--- DATA SECTION ---
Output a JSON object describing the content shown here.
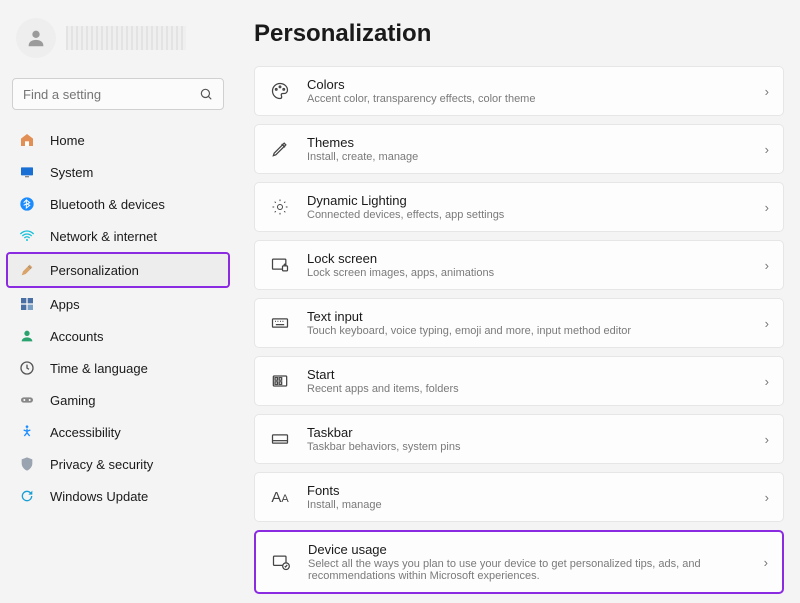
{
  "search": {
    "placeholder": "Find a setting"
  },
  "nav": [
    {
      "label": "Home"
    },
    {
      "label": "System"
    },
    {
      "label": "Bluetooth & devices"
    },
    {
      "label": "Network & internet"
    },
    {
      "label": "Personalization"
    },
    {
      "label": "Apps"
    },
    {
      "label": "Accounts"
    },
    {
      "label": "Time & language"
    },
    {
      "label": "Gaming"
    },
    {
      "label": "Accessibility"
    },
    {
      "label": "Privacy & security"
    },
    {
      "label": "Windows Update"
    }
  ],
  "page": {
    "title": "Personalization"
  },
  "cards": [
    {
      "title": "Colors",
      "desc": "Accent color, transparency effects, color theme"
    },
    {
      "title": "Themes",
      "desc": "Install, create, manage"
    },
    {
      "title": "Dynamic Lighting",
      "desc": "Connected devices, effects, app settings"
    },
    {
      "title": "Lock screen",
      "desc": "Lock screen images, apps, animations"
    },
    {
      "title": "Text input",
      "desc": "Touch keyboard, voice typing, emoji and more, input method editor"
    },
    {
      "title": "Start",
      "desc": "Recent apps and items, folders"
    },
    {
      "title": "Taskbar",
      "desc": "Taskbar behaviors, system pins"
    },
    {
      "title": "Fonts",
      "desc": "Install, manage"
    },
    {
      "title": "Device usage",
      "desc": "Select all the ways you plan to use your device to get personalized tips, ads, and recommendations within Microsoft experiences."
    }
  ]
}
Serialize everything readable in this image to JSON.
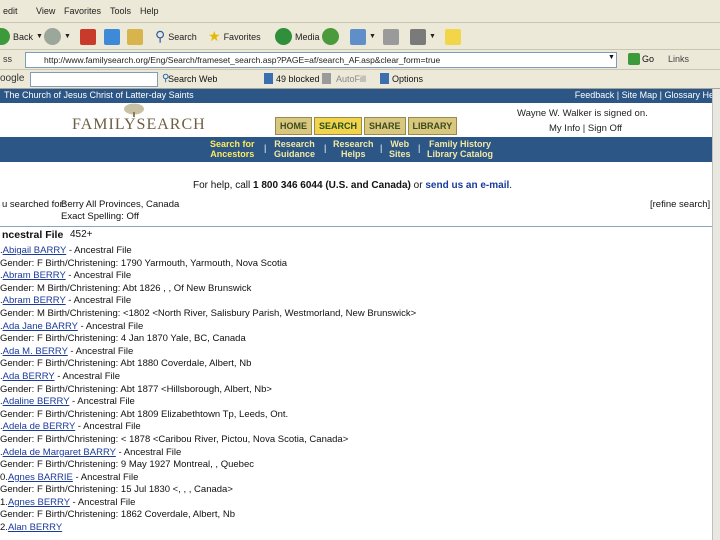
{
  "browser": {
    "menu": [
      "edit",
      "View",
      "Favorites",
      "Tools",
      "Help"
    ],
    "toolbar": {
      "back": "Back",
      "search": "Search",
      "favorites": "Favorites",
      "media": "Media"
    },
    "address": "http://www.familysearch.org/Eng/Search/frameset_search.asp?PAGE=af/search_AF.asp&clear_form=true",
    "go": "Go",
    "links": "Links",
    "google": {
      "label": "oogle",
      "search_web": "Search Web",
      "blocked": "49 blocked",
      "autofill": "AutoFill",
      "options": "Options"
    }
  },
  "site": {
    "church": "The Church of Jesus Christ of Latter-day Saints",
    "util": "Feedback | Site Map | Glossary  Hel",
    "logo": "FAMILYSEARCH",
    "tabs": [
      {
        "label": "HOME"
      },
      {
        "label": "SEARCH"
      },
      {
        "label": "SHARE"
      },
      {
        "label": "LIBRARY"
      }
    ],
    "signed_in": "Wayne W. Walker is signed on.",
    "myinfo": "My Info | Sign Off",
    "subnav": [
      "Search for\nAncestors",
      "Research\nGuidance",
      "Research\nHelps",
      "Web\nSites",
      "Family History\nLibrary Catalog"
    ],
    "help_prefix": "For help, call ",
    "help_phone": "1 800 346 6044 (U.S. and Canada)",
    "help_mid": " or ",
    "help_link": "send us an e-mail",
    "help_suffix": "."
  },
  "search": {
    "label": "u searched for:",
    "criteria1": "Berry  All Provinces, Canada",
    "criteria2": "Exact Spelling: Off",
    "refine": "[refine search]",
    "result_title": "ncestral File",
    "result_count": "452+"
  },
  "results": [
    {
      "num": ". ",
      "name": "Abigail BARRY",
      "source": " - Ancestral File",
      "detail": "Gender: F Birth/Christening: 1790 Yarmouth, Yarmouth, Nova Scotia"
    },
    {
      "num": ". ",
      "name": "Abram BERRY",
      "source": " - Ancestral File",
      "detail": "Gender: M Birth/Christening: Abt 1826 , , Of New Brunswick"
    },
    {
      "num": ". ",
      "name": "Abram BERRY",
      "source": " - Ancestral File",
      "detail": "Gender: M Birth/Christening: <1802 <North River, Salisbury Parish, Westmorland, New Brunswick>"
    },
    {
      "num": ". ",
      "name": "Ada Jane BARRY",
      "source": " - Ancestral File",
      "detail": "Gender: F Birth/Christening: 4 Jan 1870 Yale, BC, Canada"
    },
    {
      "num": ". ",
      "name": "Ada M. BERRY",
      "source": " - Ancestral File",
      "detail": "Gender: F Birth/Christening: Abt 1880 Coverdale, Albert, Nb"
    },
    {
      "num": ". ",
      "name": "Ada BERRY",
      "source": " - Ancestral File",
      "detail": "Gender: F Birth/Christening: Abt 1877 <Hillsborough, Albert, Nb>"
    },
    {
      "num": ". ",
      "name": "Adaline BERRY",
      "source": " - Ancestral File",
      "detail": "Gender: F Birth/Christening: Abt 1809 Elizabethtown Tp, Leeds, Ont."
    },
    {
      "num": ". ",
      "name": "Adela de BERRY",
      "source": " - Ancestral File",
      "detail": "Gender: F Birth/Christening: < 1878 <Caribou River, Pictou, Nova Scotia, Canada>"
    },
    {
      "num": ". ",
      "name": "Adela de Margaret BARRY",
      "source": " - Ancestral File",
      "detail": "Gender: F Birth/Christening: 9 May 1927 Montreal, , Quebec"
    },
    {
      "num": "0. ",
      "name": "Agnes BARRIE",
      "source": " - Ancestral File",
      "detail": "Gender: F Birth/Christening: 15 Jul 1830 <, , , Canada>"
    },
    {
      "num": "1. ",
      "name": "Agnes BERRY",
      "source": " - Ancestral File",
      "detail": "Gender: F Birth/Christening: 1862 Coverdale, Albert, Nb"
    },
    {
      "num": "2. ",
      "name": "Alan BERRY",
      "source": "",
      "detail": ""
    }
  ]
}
==
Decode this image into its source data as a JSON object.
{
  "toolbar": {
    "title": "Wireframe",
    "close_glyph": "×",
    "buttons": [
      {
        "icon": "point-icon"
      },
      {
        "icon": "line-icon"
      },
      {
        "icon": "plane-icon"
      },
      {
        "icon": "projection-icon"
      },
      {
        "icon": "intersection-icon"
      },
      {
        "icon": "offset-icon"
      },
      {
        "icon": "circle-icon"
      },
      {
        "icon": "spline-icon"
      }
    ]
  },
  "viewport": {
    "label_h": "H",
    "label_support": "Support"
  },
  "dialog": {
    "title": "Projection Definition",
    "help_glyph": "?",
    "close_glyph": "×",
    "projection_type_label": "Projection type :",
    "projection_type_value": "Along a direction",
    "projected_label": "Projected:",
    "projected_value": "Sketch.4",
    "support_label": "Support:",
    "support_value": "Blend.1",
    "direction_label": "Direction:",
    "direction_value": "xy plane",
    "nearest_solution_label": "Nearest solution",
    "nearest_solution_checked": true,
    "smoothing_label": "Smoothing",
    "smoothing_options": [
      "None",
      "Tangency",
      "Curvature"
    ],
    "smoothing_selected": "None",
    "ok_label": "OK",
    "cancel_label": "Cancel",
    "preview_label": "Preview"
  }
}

--- SHORT PROBLEM ---
Copy each line containing the word "true" from the data.

--- SOLUTION TO THIS EXERCISE ---
    "address": "http://www.familysearch.org/Eng/Search/frameset_search.asp?PAGE=af/search_AF.asp&clear_form=true",
    "nearest_solution_checked": true,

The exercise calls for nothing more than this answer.